* WHAT THE TASK ASKS *
Each line of the listing that contains the word "Inhba" is to be copied.

───── RECORD EXCERPTS

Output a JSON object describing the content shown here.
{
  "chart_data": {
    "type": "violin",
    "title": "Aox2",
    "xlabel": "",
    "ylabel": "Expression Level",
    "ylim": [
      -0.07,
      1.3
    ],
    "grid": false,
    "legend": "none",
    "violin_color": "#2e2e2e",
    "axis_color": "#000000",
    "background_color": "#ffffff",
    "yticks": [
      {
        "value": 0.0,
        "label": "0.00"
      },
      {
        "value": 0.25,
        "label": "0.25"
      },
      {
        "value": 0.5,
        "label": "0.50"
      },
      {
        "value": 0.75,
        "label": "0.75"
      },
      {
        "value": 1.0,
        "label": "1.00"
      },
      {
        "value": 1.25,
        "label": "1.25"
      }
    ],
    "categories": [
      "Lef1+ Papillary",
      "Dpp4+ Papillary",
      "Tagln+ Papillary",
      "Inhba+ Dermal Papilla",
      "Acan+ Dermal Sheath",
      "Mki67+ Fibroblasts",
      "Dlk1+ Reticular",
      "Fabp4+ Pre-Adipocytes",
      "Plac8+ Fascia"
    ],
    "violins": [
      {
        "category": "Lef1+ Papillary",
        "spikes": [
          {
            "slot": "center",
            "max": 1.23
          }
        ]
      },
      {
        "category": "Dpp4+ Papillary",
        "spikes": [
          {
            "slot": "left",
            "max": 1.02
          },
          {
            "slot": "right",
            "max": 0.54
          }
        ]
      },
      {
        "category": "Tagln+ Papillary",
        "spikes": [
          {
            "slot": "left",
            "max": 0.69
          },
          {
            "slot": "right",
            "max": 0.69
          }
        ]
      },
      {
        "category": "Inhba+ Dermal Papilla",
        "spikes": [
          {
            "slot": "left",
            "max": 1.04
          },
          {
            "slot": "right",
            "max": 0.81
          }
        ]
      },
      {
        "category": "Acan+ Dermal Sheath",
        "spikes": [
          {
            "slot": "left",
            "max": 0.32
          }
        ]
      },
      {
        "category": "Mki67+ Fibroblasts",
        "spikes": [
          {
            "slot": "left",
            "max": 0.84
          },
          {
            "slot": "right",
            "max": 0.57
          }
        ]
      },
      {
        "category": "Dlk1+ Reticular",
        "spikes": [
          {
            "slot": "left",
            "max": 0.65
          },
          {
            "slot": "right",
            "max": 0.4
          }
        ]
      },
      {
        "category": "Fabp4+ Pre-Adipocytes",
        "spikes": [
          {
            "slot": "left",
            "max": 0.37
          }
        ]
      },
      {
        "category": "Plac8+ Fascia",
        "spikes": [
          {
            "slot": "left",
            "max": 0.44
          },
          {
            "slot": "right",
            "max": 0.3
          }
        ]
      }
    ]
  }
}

──────────

* FULL OUTPUT *
      "Inhba+ Dermal Papilla",
        "category": "Inhba+ Dermal Papilla",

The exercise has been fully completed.